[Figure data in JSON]
=-=-=-=-=
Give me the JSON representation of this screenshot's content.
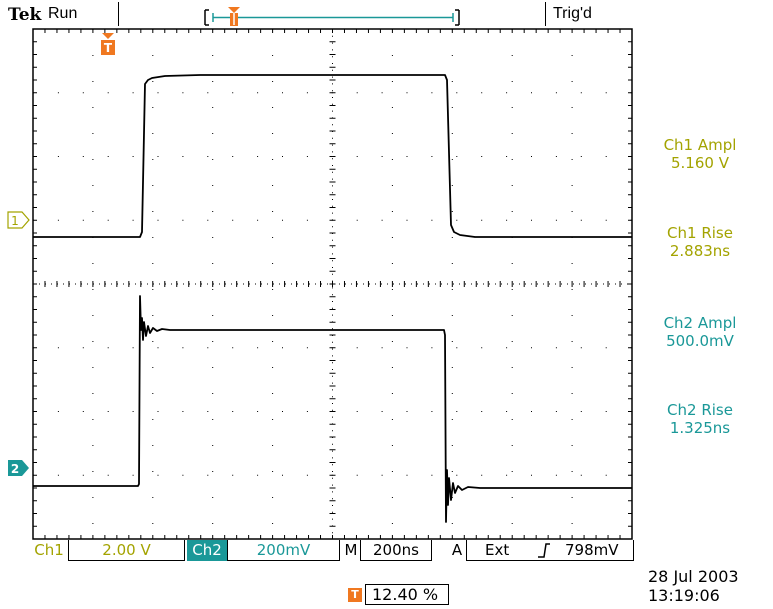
{
  "header": {
    "brand": "Tek",
    "run_state": "Run",
    "trig_state": "Trig'd",
    "trigger_marker_label": "T"
  },
  "channels": {
    "ch1": {
      "marker": "1",
      "color": "#a3a300"
    },
    "ch2": {
      "marker": "2",
      "color": "#1a9898"
    }
  },
  "measurements": [
    {
      "label": "Ch1 Ampl",
      "value": "5.160 V",
      "color": "#a3a300"
    },
    {
      "label": "Ch1 Rise",
      "value": "2.883ns",
      "color": "#a3a300"
    },
    {
      "label": "Ch2 Ampl",
      "value": "500.0mV",
      "color": "#1a9898"
    },
    {
      "label": "Ch2 Rise",
      "value": "1.325ns",
      "color": "#1a9898"
    }
  ],
  "bottom": {
    "ch1_label": "Ch1",
    "ch1_scale": "2.00 V",
    "ch2_label": "Ch2",
    "ch2_scale": "200mV",
    "timebase_label": "M",
    "timebase": "200ns",
    "trigger_mode": "A",
    "trigger_source": "Ext",
    "trigger_slope_icon": "rising-edge-icon",
    "trigger_level": "798mV"
  },
  "date": "28 Jul  2003",
  "time": "13:19:06",
  "trigger_position": "12.40 %",
  "colors": {
    "accent_orange": "#f07820",
    "ch1_yellow": "#a3a300",
    "ch2_cyan": "#1a9898"
  }
}
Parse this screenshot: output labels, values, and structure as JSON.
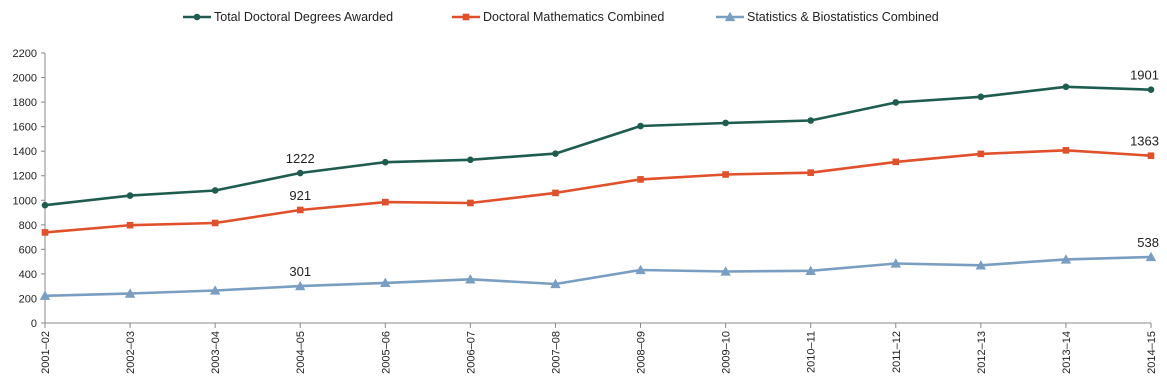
{
  "chart_data": {
    "type": "line",
    "title": "",
    "xlabel": "",
    "ylabel": "",
    "ylim": [
      0,
      2200
    ],
    "ytick_step": 200,
    "grid": false,
    "legend_position": "top",
    "categories": [
      "2001–02",
      "2002–03",
      "2003–04",
      "2004–05",
      "2005–06",
      "2006–07",
      "2007–08",
      "2008–09",
      "2009–10",
      "2010–11",
      "2011–12",
      "2012–13",
      "2013–14",
      "2014–15"
    ],
    "series": [
      {
        "name": "Total Doctoral Degrees Awarded",
        "color": "#1f5c50",
        "marker": "circle",
        "values": [
          960,
          1038,
          1080,
          1222,
          1310,
          1330,
          1380,
          1605,
          1630,
          1650,
          1797,
          1843,
          1925,
          1901
        ],
        "labels": [
          {
            "index": 3,
            "text": "1222"
          },
          {
            "index": 13,
            "text": "1901"
          }
        ]
      },
      {
        "name": "Doctoral Mathematics Combined",
        "color": "#e0502a",
        "marker": "square",
        "values": [
          738,
          797,
          815,
          921,
          985,
          978,
          1060,
          1170,
          1210,
          1225,
          1313,
          1378,
          1407,
          1363
        ],
        "labels": [
          {
            "index": 3,
            "text": "921"
          },
          {
            "index": 13,
            "text": "1363"
          }
        ]
      },
      {
        "name": "Statistics & Biostatistics Combined",
        "color": "#7a9ec1",
        "marker": "triangle",
        "values": [
          222,
          240,
          265,
          301,
          327,
          356,
          318,
          432,
          420,
          425,
          485,
          470,
          518,
          538
        ],
        "labels": [
          {
            "index": 3,
            "text": "301"
          },
          {
            "index": 13,
            "text": "538"
          }
        ]
      }
    ]
  }
}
=-=-=-=-=
# PROBLEM
Quote the records in their entirety, keeping the wording exact and excluding pictures.

# SOLUTION FOR THIS EXERCISE
Give me the JSON representation of this screenshot's content.
{
  "header": {
    "brand": "Tek",
    "run_state": "Run",
    "trig_state": "Trig'd",
    "trigger_marker_label": "T"
  },
  "channels": {
    "ch1": {
      "marker": "1",
      "color": "#a3a300"
    },
    "ch2": {
      "marker": "2",
      "color": "#1a9898"
    }
  },
  "measurements": [
    {
      "label": "Ch1 Ampl",
      "value": "5.160 V",
      "color": "#a3a300"
    },
    {
      "label": "Ch1 Rise",
      "value": "2.883ns",
      "color": "#a3a300"
    },
    {
      "label": "Ch2 Ampl",
      "value": "500.0mV",
      "color": "#1a9898"
    },
    {
      "label": "Ch2 Rise",
      "value": "1.325ns",
      "color": "#1a9898"
    }
  ],
  "bottom": {
    "ch1_label": "Ch1",
    "ch1_scale": "2.00 V",
    "ch2_label": "Ch2",
    "ch2_scale": "200mV",
    "timebase_label": "M",
    "timebase": "200ns",
    "trigger_mode": "A",
    "trigger_source": "Ext",
    "trigger_slope_icon": "rising-edge-icon",
    "trigger_level": "798mV"
  },
  "date": "28 Jul  2003",
  "time": "13:19:06",
  "trigger_position": "12.40 %",
  "colors": {
    "accent_orange": "#f07820",
    "ch1_yellow": "#a3a300",
    "ch2_cyan": "#1a9898"
  }
}
Parse this screenshot: output labels, values, and structure as JSON.
{
  "chart_data": {
    "type": "line",
    "title": "",
    "xlabel": "",
    "ylabel": "",
    "ylim": [
      0,
      2200
    ],
    "ytick_step": 200,
    "grid": false,
    "legend_position": "top",
    "categories": [
      "2001–02",
      "2002–03",
      "2003–04",
      "2004–05",
      "2005–06",
      "2006–07",
      "2007–08",
      "2008–09",
      "2009–10",
      "2010–11",
      "2011–12",
      "2012–13",
      "2013–14",
      "2014–15"
    ],
    "series": [
      {
        "name": "Total Doctoral Degrees Awarded",
        "color": "#1f5c50",
        "marker": "circle",
        "values": [
          960,
          1038,
          1080,
          1222,
          1310,
          1330,
          1380,
          1605,
          1630,
          1650,
          1797,
          1843,
          1925,
          1901
        ],
        "labels": [
          {
            "index": 3,
            "text": "1222"
          },
          {
            "index": 13,
            "text": "1901"
          }
        ]
      },
      {
        "name": "Doctoral Mathematics Combined",
        "color": "#e0502a",
        "marker": "square",
        "values": [
          738,
          797,
          815,
          921,
          985,
          978,
          1060,
          1170,
          1210,
          1225,
          1313,
          1378,
          1407,
          1363
        ],
        "labels": [
          {
            "index": 3,
            "text": "921"
          },
          {
            "index": 13,
            "text": "1363"
          }
        ]
      },
      {
        "name": "Statistics & Biostatistics Combined",
        "color": "#7a9ec1",
        "marker": "triangle",
        "values": [
          222,
          240,
          265,
          301,
          327,
          356,
          318,
          432,
          420,
          425,
          485,
          470,
          518,
          538
        ],
        "labels": [
          {
            "index": 3,
            "text": "301"
          },
          {
            "index": 13,
            "text": "538"
          }
        ]
      }
    ]
  }
}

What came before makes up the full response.